==== Document

« Alice On & Off », un début remarquable
Dans son premier film documentaire, « Alice On & Off », la réalisatrice Isabela Tenț raconte l’histoire d’une jeune fille bloquée dans un moule traumatique. Selon la critique c'est "un portrait de famille qui nous hante longtemps après le générique de la fin".
Corina Sabău, 13.12.2025, 10:14
L’histoire d’une jeune fille bloquée dans un moule traumatique
Dans son premier film documentaire, « Alice On & Off », la réalisatrice Isabela Tenț raconte l’histoire d’une jeune fille bloquée dans un moule traumatique. Privée de l’affection de ses parents, Alice, une adolescente de seize ans, tombe amoureuse d’un quinquagénaire, Dorian, accepte de l’épouser et, quelque temps plus tard, elle accouche d’un petit Aristo. Pour nourrir sa famille, Alice doit abandonner ses études de beaux-arts et gagner de l’argent en pratiquant le tchat vidéo. En même temps, les difficultés financières la poussent à chercher refuge dans la drogue. Motivée par le désir de rester présente dans la vie de son fils, elle veut sortir de cette dépendance, mais ses efforts semblent échouer. Voilà le résumé de l’histoire racontée par le documentaire « Alice On & Off ».

========

| Consignes |
**1)** Relevez tous les noms de personnes qui figurent dans le document consacré à « Alice On & Off ».
**2)** Reportez dans une liste numérotée tout ce qui va du début des enregistrements jusqu'à la ligne contenant « bookmark-grad-school[interactable]: Grad School » incluse, sans les lignes vides.

==== Enregistrements fournis

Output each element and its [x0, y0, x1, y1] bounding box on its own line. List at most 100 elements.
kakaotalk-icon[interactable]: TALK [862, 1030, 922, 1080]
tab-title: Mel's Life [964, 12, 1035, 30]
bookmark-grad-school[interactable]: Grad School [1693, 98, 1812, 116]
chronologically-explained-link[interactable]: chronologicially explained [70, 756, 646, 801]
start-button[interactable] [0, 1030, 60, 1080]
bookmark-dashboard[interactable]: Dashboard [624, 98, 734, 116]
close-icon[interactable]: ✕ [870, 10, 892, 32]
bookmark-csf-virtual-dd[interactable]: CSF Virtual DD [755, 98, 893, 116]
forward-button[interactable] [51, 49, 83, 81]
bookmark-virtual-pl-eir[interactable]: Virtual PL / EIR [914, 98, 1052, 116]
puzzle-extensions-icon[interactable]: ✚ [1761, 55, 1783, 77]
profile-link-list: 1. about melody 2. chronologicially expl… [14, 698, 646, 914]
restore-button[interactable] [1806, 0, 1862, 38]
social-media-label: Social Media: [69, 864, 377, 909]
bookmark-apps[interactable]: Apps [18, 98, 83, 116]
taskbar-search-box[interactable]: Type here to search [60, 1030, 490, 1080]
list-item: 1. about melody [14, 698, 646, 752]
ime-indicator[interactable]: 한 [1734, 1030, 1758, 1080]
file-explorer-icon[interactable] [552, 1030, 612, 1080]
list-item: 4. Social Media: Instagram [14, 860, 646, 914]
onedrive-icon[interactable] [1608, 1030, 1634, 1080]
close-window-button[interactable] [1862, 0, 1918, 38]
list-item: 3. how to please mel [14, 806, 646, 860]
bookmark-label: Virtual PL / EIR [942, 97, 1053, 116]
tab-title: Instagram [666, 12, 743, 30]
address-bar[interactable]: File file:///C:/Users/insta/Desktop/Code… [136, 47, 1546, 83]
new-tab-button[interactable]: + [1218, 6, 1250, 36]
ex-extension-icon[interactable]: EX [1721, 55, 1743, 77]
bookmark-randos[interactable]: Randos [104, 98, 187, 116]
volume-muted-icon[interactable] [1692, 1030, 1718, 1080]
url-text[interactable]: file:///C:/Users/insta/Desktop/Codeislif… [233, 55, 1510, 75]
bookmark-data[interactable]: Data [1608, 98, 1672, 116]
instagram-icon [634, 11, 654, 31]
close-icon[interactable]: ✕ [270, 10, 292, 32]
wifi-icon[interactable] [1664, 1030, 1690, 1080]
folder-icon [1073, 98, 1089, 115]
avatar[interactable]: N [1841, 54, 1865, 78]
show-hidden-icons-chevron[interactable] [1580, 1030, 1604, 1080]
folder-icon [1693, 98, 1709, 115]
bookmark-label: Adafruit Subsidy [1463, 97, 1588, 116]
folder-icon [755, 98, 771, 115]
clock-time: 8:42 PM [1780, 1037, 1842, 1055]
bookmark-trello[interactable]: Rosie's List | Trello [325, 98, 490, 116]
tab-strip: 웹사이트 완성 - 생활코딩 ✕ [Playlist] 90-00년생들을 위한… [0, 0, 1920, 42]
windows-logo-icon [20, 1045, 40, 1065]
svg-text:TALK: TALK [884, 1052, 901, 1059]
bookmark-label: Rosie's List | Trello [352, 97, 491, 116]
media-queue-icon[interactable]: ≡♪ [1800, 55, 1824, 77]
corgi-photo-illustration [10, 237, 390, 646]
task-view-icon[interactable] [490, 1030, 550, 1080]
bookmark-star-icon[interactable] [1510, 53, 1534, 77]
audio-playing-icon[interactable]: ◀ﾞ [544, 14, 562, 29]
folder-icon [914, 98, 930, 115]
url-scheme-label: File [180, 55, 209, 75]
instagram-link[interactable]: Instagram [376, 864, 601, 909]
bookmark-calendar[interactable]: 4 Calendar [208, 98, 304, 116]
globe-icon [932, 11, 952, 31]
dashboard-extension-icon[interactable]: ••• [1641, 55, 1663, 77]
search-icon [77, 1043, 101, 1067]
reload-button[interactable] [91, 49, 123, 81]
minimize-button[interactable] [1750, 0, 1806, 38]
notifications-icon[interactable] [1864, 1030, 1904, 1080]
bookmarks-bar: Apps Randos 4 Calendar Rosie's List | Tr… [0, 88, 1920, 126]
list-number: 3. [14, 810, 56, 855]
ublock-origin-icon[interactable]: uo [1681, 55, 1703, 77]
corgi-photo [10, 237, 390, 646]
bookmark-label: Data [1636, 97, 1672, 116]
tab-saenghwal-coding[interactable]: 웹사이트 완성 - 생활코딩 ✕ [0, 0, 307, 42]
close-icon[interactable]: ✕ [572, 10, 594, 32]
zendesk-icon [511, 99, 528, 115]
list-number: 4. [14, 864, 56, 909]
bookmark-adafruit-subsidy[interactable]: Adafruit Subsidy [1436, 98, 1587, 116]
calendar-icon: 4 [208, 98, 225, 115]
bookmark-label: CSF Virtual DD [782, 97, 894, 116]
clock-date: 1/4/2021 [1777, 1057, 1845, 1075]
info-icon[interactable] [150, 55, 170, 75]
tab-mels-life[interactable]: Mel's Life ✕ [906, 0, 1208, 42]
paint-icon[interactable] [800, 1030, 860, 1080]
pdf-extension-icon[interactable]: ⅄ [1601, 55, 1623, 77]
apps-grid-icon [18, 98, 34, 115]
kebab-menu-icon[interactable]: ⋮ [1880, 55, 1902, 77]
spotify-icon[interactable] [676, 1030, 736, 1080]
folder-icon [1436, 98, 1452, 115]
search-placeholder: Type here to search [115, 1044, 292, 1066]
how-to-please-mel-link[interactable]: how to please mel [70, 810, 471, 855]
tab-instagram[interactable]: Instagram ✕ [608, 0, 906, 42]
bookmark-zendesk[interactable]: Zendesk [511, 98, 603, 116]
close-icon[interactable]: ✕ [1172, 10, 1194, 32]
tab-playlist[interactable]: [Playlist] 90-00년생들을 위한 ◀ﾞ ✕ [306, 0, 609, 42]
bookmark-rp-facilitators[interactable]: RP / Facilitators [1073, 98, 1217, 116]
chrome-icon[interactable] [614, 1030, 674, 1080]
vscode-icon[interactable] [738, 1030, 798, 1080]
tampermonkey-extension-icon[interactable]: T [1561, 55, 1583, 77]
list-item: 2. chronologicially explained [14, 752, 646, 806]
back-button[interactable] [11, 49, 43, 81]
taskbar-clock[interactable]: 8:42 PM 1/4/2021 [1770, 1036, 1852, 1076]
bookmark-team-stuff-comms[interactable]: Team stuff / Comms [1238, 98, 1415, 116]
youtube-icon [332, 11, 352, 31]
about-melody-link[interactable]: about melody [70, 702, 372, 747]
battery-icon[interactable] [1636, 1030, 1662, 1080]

========

| Réponses |
**1)**
- Isabela Tenț
- Corina Sabău
- Alice
- Dorian
- Aristo

**2)**
1. Output each element and its [x0, y0, x1, y1] bounding box on its own line. List at most 100 elements.
2. kakaotalk-icon[interactable]: TALK [862, 1030, 922, 1080]
3. tab-title: Mel's Life [964, 12, 1035, 30]
4. bookmark-grad-school[interactable]: Grad School [1693, 98, 1812, 116]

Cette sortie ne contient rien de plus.